** AVAILABLE DATA **
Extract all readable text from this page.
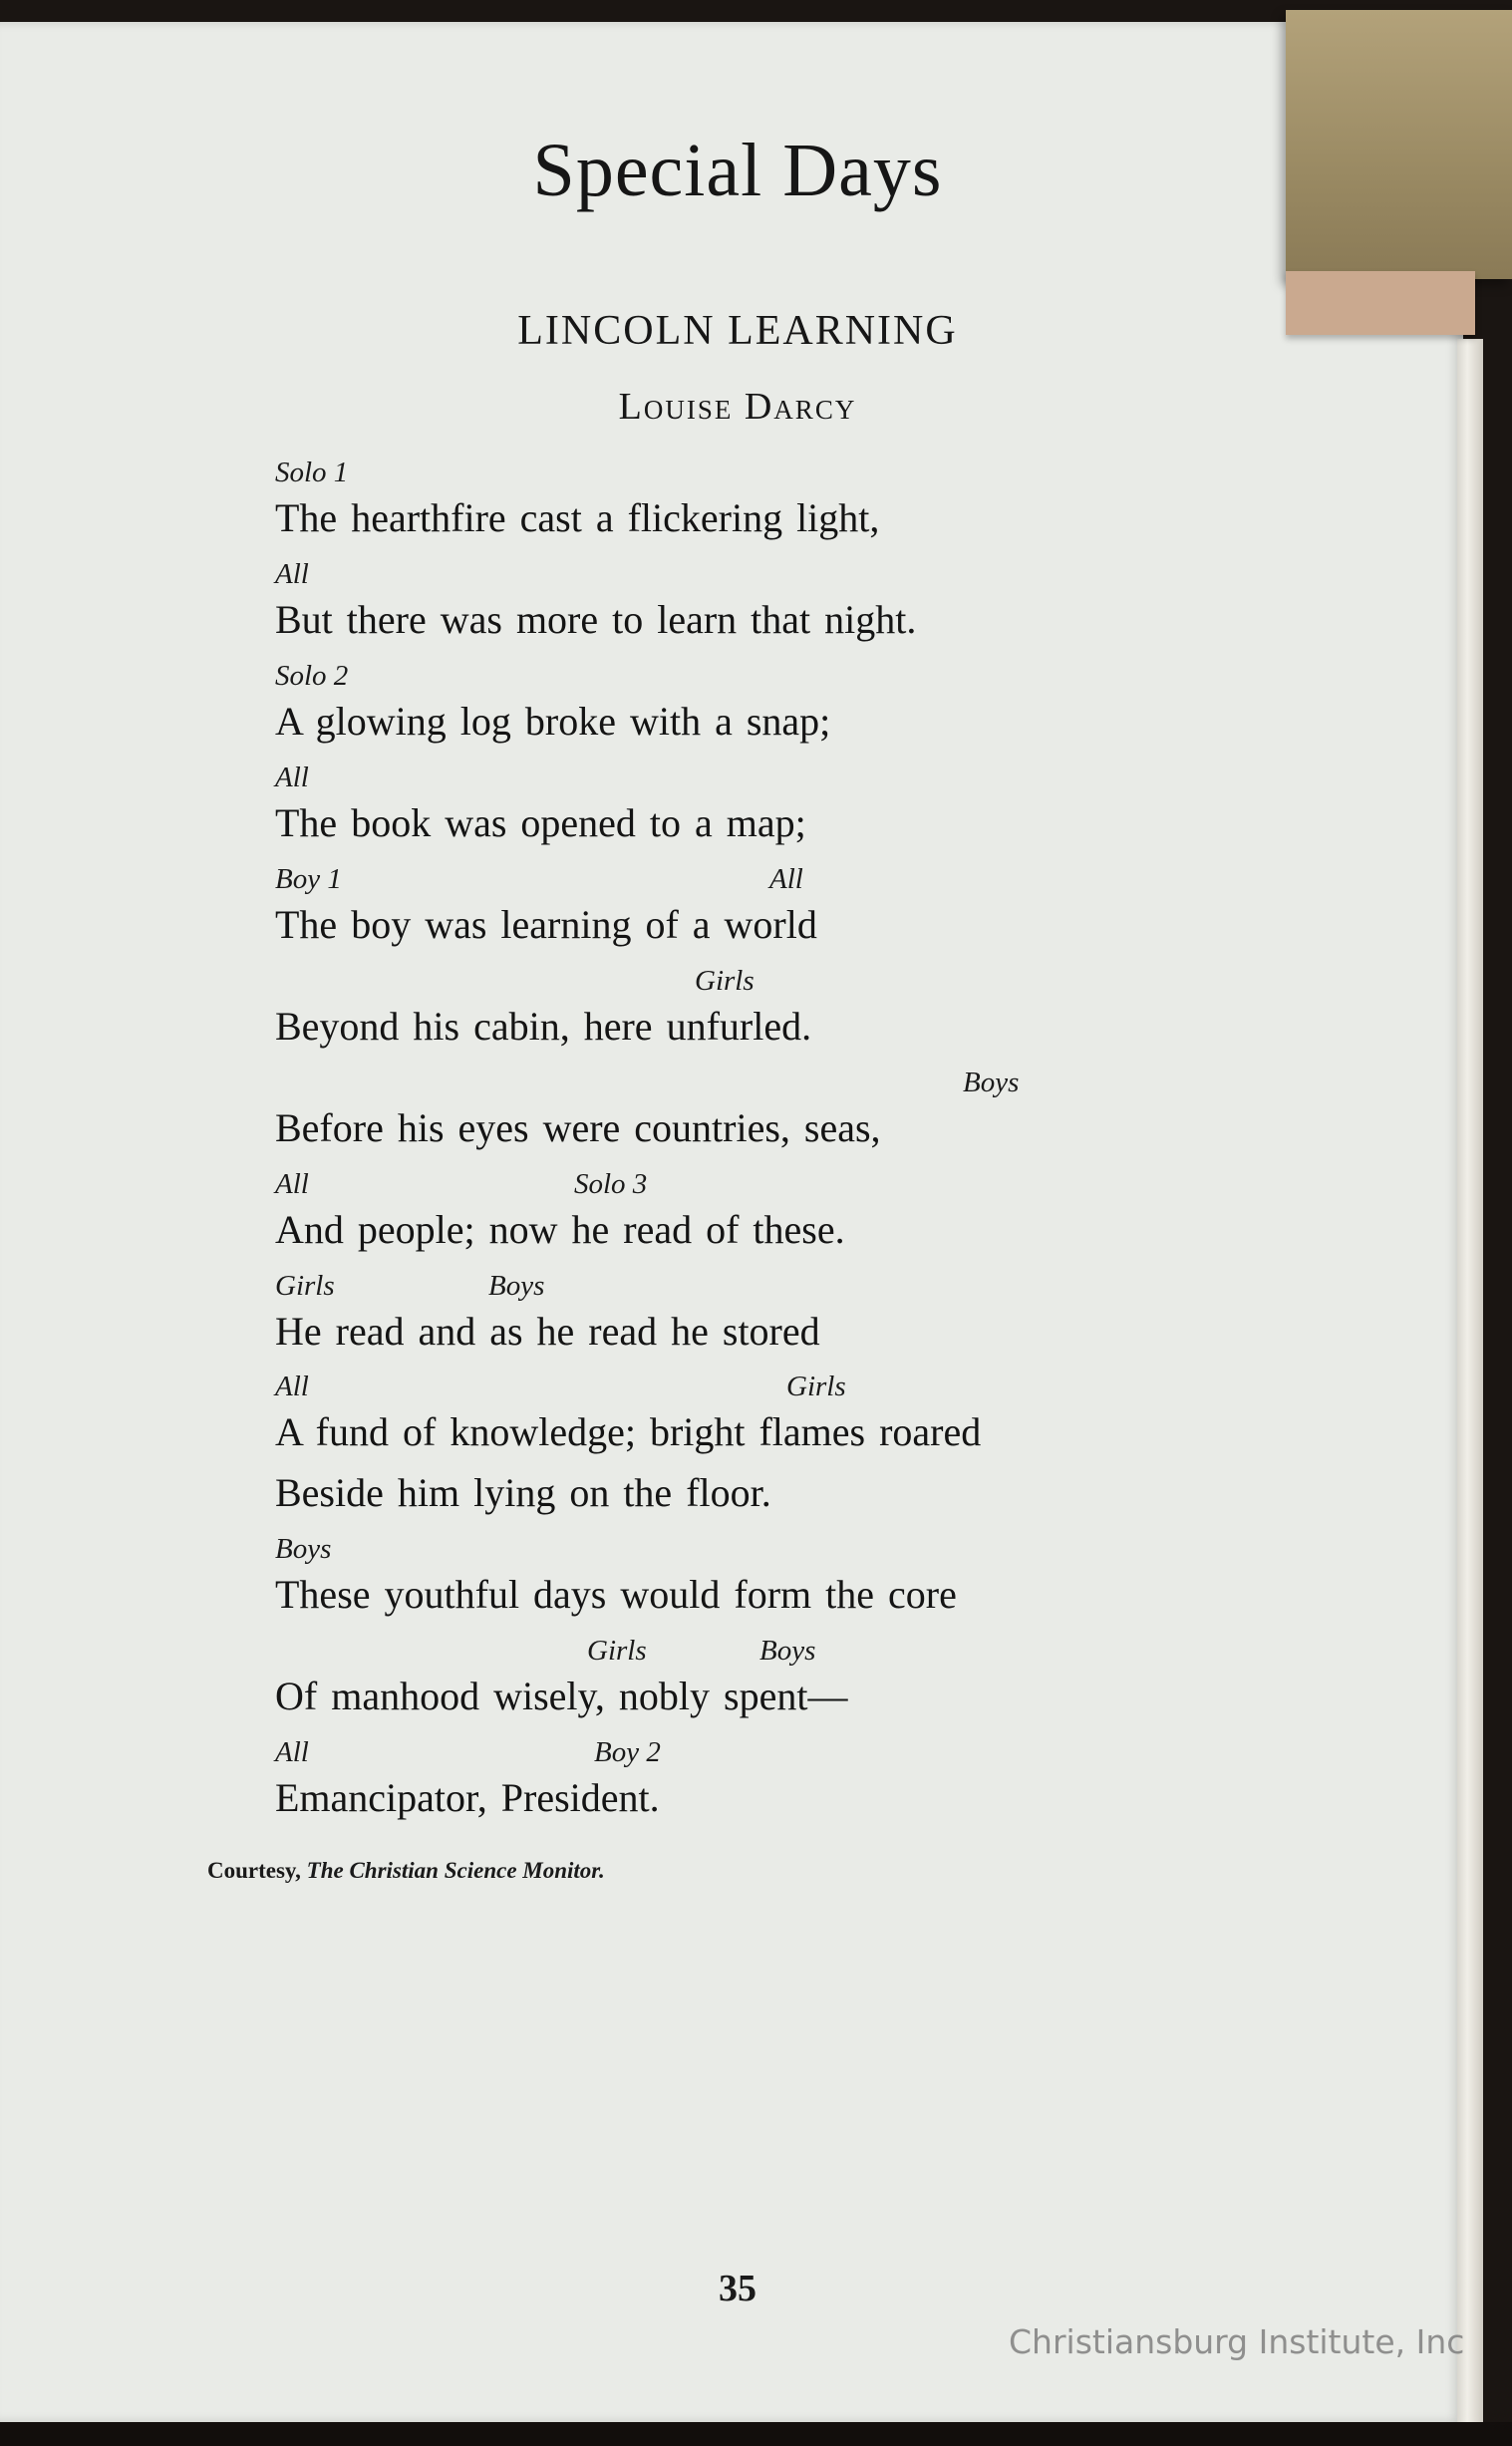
Special Days
LINCOLN LEARNING
Louise Darcy
Solo 1
All
Solo 2
All
Boy 1	All
Girls
Boys
All	Solo 3
Girls	Boys
All	Girls
Boys
Girls	Boys
All	Boy 2
The hearthfire cast a flickering light,
But there was more to learn that night.
A glowing log broke with a snap;
The book was opened to a map;
The boy was learning of a world
Beyond his cabin, here unfurled.
Before his eyes were countries, seas,
And people; now he read of these.
He read and as he read he stored
A fund of knowledge; bright flames roared
Beside him lying on the floor.
These youthful days would form the core
Of manhood wisely, nobly spent—
Emancipator, President.
Courtesy, The Christian Science Monitor.
35
Christiansburg Institute, Inc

** AIM OF THE TASK **
Using the listing, copy every line where the word "Girls" shows up.

** THE REPLY **
Girls
Girls	Boys
All	Girls
Girls	Boys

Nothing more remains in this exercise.